# START OF Data excerpts

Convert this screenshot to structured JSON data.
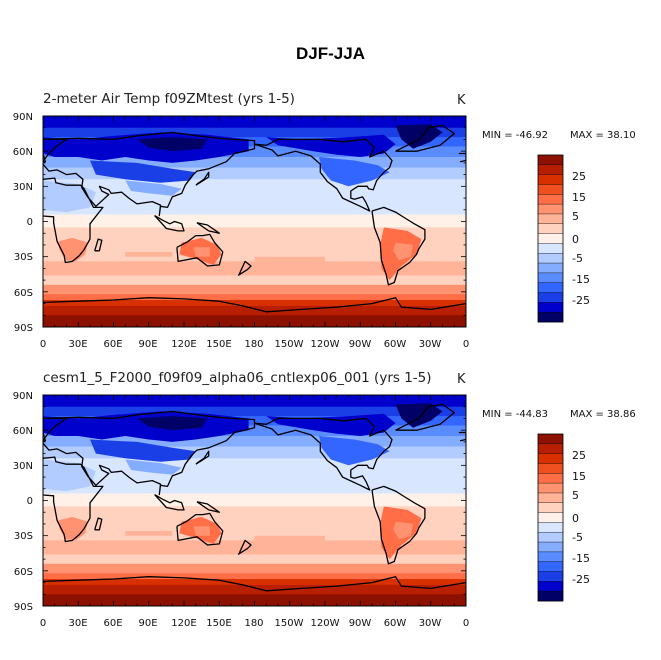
{
  "figure_title": "DJF-JJA",
  "colors": {
    "levels": [
      "#000066",
      "#0000cc",
      "#1a3fe6",
      "#3366ff",
      "#5a8cff",
      "#85adff",
      "#b3ccff",
      "#d9e6ff",
      "#fff0e8",
      "#ffd2bf",
      "#ffb499",
      "#ff9270",
      "#ff6e47",
      "#f04f20",
      "#d93000",
      "#b81f00",
      "#8c1100"
    ],
    "coast": "#000000"
  },
  "panels": [
    {
      "title": "2-meter Air Temp f09ZMtest (yrs 1-5)",
      "unit": "K",
      "min_text": "MIN = -46.92",
      "max_text": "MAX =  38.10",
      "cb_labels": [
        "25",
        "15",
        "5",
        "0",
        "-5",
        "-15",
        "-25"
      ]
    },
    {
      "title": "cesm1_5_F2000_f09f09_alpha06_cntlexp06_001 (yrs 1-5)",
      "unit": "K",
      "min_text": "MIN = -44.83",
      "max_text": "MAX =  38.86",
      "cb_labels": [
        "25",
        "15",
        "5",
        "0",
        "-5",
        "-15",
        "-25"
      ]
    }
  ],
  "axes": {
    "lat_ticks": [
      "90N",
      "60N",
      "30N",
      "0",
      "30S",
      "60S",
      "90S"
    ],
    "lon_ticks": [
      "0",
      "30E",
      "60E",
      "90E",
      "120E",
      "150E",
      "180",
      "150W",
      "120W",
      "90W",
      "60W",
      "30W",
      "0"
    ]
  },
  "chart_data": {
    "type": "heatmap",
    "projection": "cylindrical equidistant",
    "x_range": [
      0,
      360
    ],
    "y_range": [
      -90,
      90
    ],
    "contour_levels": [
      -35,
      -30,
      -25,
      -20,
      -15,
      -10,
      -5,
      0,
      2,
      5,
      10,
      15,
      20,
      25,
      30,
      35
    ]
  }
}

# END OF Data excerpts

[Work to do]: Copy out the entries verbatim and leave the images out.

[Response to the task]:
Convert this screenshot to structured JSON data.
{
  "figure_title": "DJF-JJA",
  "colors": {
    "levels": [
      "#000066",
      "#0000cc",
      "#1a3fe6",
      "#3366ff",
      "#5a8cff",
      "#85adff",
      "#b3ccff",
      "#d9e6ff",
      "#fff0e8",
      "#ffd2bf",
      "#ffb499",
      "#ff9270",
      "#ff6e47",
      "#f04f20",
      "#d93000",
      "#b81f00",
      "#8c1100"
    ],
    "coast": "#000000"
  },
  "panels": [
    {
      "title": "2-meter Air Temp f09ZMtest (yrs 1-5)",
      "unit": "K",
      "min_text": "MIN = -46.92",
      "max_text": "MAX =  38.10",
      "cb_labels": [
        "25",
        "15",
        "5",
        "0",
        "-5",
        "-15",
        "-25"
      ]
    },
    {
      "title": "cesm1_5_F2000_f09f09_alpha06_cntlexp06_001 (yrs 1-5)",
      "unit": "K",
      "min_text": "MIN = -44.83",
      "max_text": "MAX =  38.86",
      "cb_labels": [
        "25",
        "15",
        "5",
        "0",
        "-5",
        "-15",
        "-25"
      ]
    }
  ],
  "axes": {
    "lat_ticks": [
      "90N",
      "60N",
      "30N",
      "0",
      "30S",
      "60S",
      "90S"
    ],
    "lon_ticks": [
      "0",
      "30E",
      "60E",
      "90E",
      "120E",
      "150E",
      "180",
      "150W",
      "120W",
      "90W",
      "60W",
      "30W",
      "0"
    ]
  },
  "chart_data": {
    "type": "heatmap",
    "projection": "cylindrical equidistant",
    "x_range": [
      0,
      360
    ],
    "y_range": [
      -90,
      90
    ],
    "contour_levels": [
      -35,
      -30,
      -25,
      -20,
      -15,
      -10,
      -5,
      0,
      2,
      5,
      10,
      15,
      20,
      25,
      30,
      35
    ]
  }
}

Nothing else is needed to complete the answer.